- [REQUIRED TASK]
Count how many lines of the listing below contain the string "bottom", and reply with the number alone.

- [RECORD EXTRACTS]
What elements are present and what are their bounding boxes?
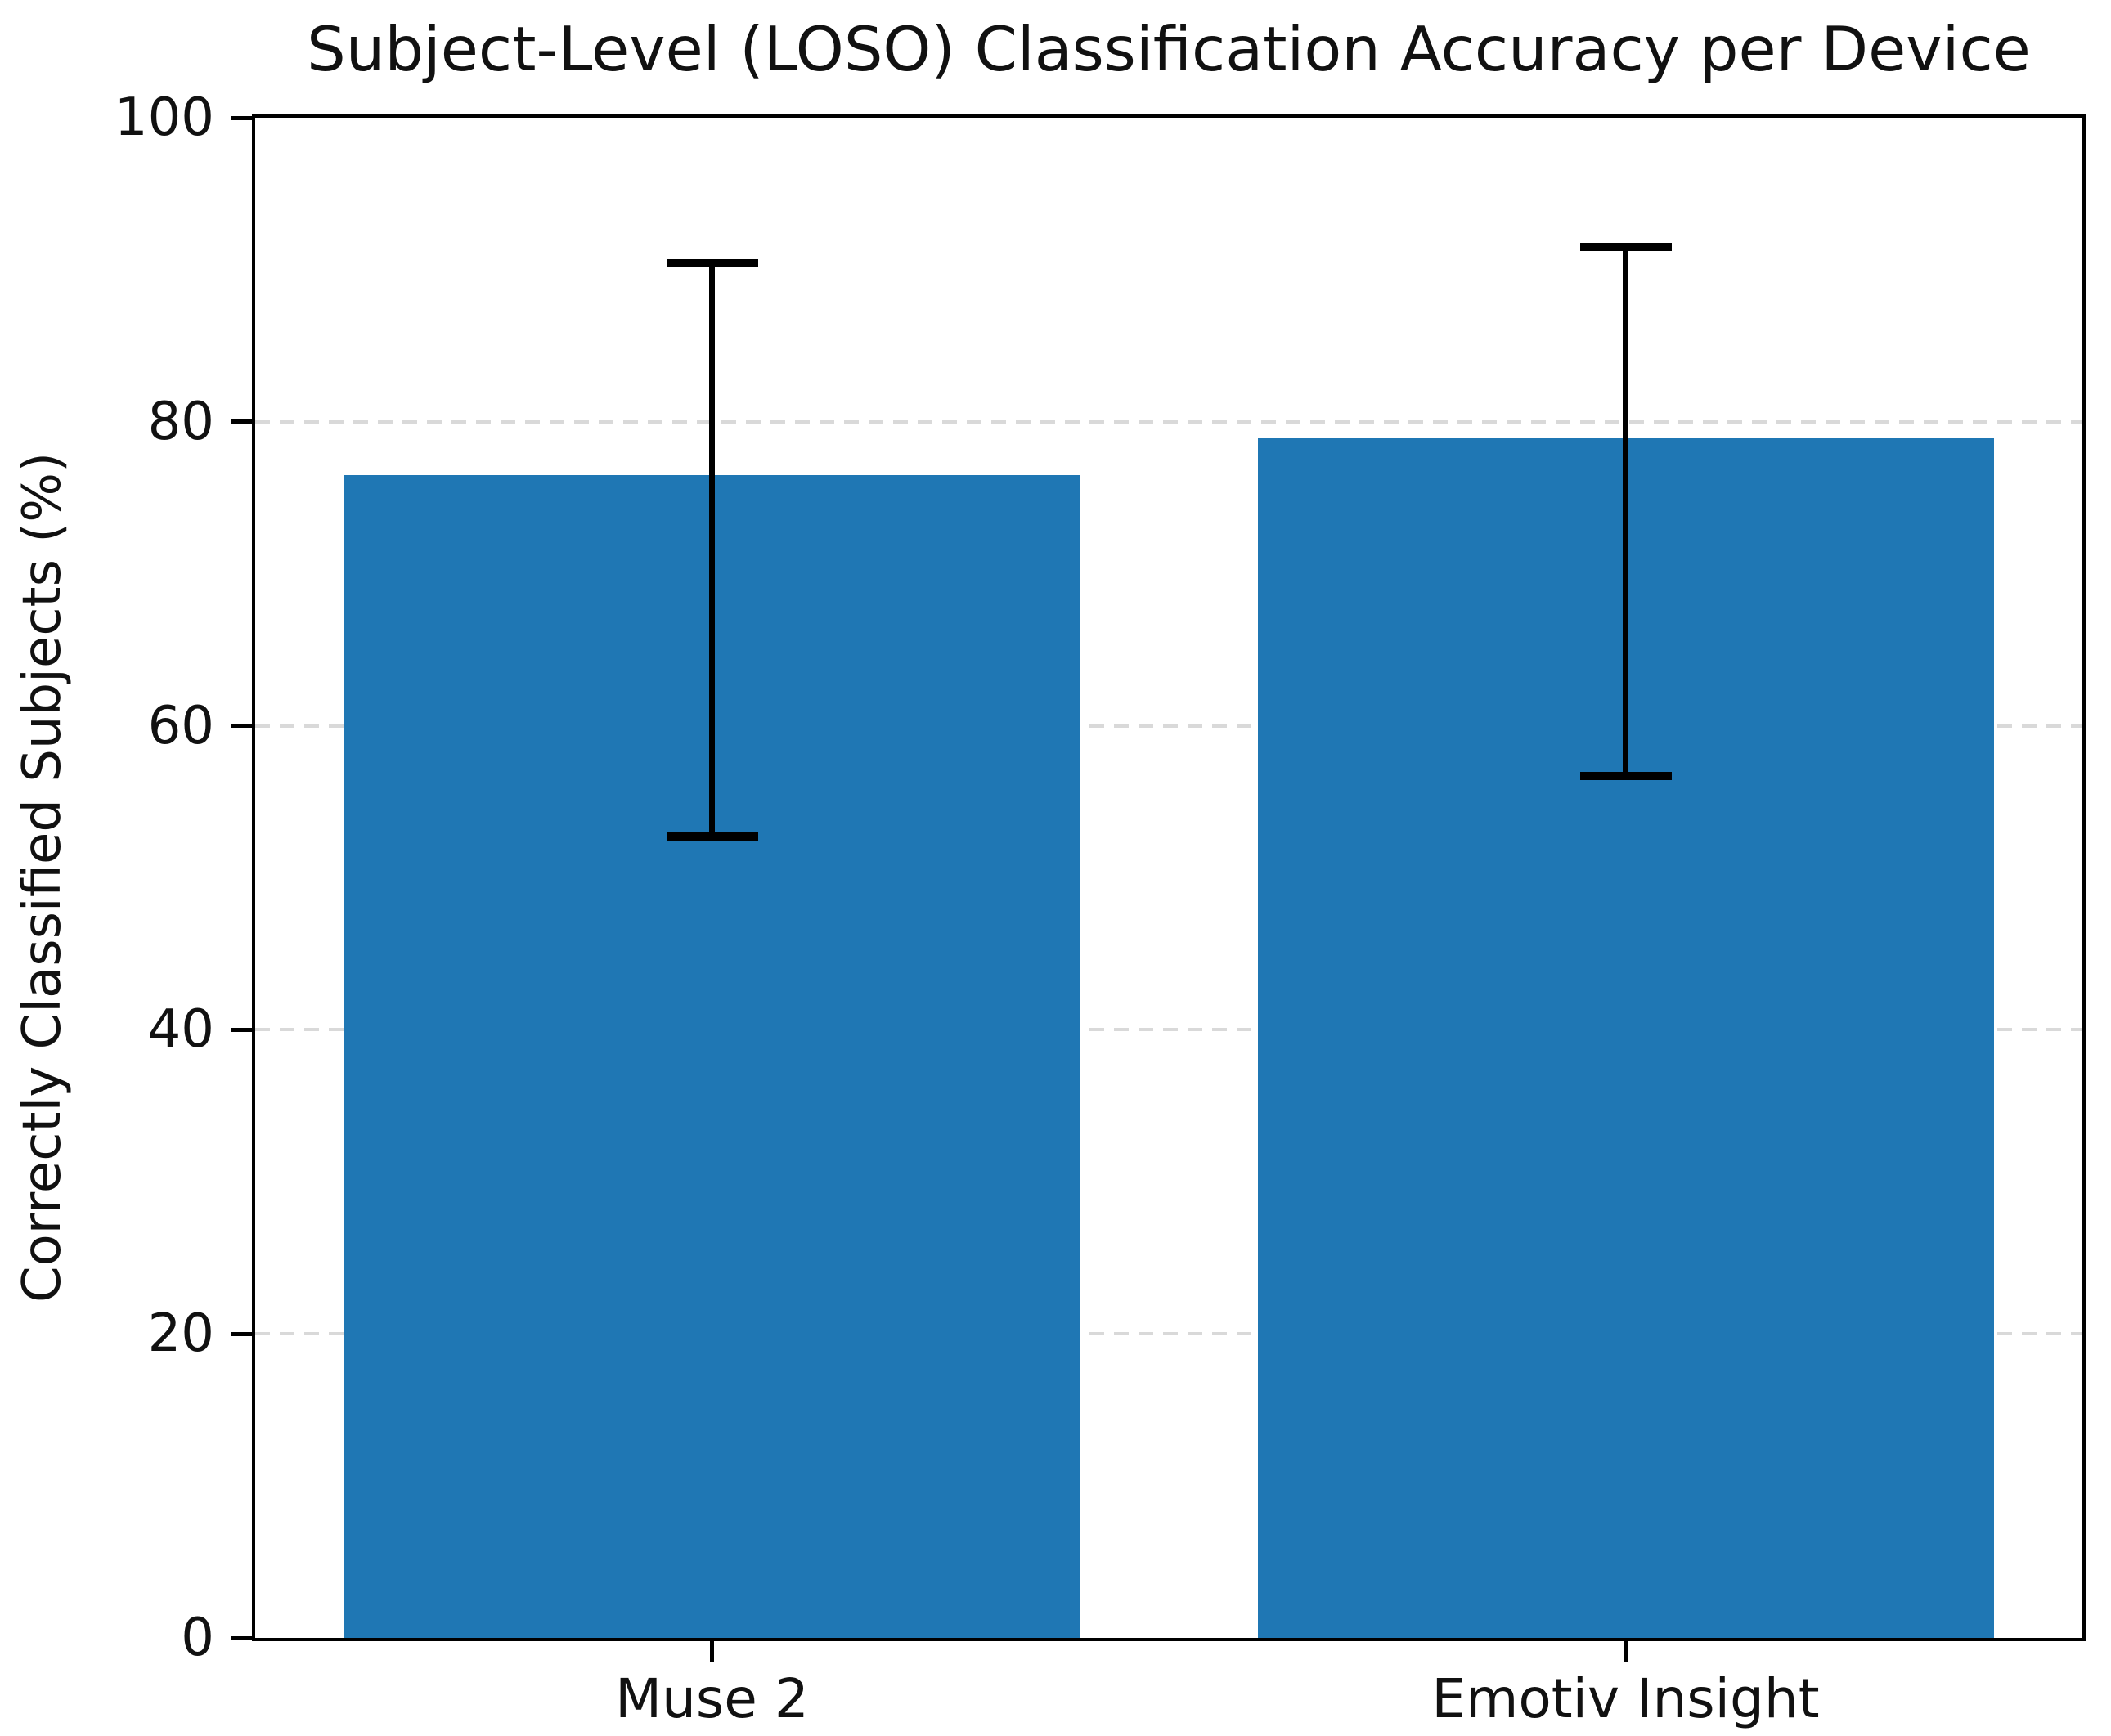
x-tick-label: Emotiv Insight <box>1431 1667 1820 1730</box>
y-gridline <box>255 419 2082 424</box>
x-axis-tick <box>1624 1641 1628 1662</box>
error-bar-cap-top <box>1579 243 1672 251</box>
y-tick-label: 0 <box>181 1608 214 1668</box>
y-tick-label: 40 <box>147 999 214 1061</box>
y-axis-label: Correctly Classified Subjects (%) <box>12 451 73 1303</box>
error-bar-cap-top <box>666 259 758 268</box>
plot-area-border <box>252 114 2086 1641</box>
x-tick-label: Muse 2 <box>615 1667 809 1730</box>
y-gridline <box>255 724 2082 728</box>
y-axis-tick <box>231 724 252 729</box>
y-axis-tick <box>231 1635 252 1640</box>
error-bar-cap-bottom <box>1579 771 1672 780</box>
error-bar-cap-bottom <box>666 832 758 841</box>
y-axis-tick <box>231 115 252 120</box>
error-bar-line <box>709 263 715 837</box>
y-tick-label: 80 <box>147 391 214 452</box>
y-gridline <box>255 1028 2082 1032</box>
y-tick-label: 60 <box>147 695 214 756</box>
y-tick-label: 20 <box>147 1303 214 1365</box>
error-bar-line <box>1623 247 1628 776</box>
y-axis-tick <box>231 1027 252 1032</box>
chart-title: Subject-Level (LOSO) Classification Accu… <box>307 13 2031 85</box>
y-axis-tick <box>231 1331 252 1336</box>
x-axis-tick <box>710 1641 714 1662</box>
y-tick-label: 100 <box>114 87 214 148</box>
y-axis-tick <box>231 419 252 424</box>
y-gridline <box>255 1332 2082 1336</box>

- [WRITTEN RESPONSE]
2